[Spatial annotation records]

[START]

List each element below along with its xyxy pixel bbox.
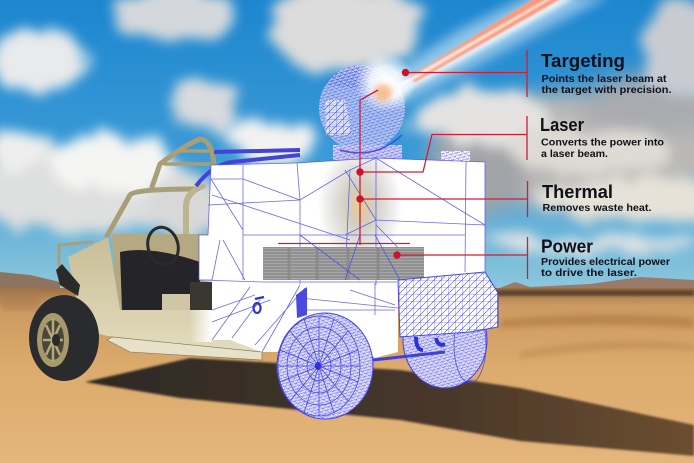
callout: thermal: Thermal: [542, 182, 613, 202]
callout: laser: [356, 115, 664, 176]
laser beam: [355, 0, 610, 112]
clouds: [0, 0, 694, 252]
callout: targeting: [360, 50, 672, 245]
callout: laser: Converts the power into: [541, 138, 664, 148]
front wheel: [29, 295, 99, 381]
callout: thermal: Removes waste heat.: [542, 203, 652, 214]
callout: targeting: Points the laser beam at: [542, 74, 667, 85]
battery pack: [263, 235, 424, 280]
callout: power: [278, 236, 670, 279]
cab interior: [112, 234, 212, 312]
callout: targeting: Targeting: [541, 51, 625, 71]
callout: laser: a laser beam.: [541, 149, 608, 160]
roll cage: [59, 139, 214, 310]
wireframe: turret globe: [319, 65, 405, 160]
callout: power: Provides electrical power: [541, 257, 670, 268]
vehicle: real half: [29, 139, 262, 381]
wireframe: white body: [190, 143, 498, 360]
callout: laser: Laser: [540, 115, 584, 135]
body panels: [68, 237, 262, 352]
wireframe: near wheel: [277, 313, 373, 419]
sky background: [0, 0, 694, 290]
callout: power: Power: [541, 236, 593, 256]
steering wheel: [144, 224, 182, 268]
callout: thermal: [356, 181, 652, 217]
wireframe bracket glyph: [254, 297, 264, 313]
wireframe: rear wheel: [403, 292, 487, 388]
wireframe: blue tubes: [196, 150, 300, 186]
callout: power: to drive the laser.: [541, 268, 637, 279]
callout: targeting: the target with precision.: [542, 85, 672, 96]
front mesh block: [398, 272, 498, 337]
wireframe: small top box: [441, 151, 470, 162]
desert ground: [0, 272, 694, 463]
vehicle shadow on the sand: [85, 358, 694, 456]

[END]
[START]

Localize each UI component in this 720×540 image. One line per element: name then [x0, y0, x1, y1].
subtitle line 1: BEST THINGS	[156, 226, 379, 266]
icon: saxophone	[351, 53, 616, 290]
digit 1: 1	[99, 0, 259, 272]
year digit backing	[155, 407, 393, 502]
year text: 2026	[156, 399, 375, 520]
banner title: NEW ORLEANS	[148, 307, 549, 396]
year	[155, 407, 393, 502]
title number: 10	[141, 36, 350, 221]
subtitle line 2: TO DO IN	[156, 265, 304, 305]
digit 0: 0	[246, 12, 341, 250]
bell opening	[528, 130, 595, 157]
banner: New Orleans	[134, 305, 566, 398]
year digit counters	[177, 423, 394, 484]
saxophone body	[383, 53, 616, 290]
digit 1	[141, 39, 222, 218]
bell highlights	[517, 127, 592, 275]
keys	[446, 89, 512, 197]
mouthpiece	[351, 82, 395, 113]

[END]

Rewrite the lines of the data from the one containing "callout: thermal: Thermal: [542, 182, 613, 202]" through the one containing "steering wheel: [144, 224, 182, 268]" as a JSON list of strings, with each line as one string and blank lines omitted.

Written response =
[
  "callout: thermal: Thermal: [542, 182, 613, 202]",
  "callout: laser: [356, 115, 664, 176]",
  "laser beam: [355, 0, 610, 112]",
  "clouds: [0, 0, 694, 252]",
  "callout: targeting: [360, 50, 672, 245]",
  "callout: laser: Converts the power into: [541, 138, 664, 148]",
  "front wheel: [29, 295, 99, 381]",
  "callout: thermal: Removes waste heat.: [542, 203, 652, 214]",
  "callout: targeting: Points the laser beam at: [542, 74, 667, 85]",
  "battery pack: [263, 235, 424, 280]",
  "callout: power: [278, 236, 670, 279]",
  "cab interior: [112, 234, 212, 312]",
  "callout: targeting: Targeting: [541, 51, 625, 71]",
  "callout: laser: a laser beam.: [541, 149, 608, 160]",
  "roll cage: [59, 139, 214, 310]",
  "wireframe: turret globe: [319, 65, 405, 160]",
  "callout: power: Provides electrical power: [541, 257, 670, 268]",
  "vehicle: real half: [29, 139, 262, 381]",
  "wireframe: white body: [190, 143, 498, 360]",
  "callout: laser: Laser: [540, 115, 584, 135]",
  "body panels: [68, 237, 262, 352]",
  "wireframe: near wheel: [277, 313, 373, 419]",
  "sky background: [0, 0, 694, 290]",
  "callout: power: Power: [541, 236, 593, 256]",
  "steering wheel: [144, 224, 182, 268]"
]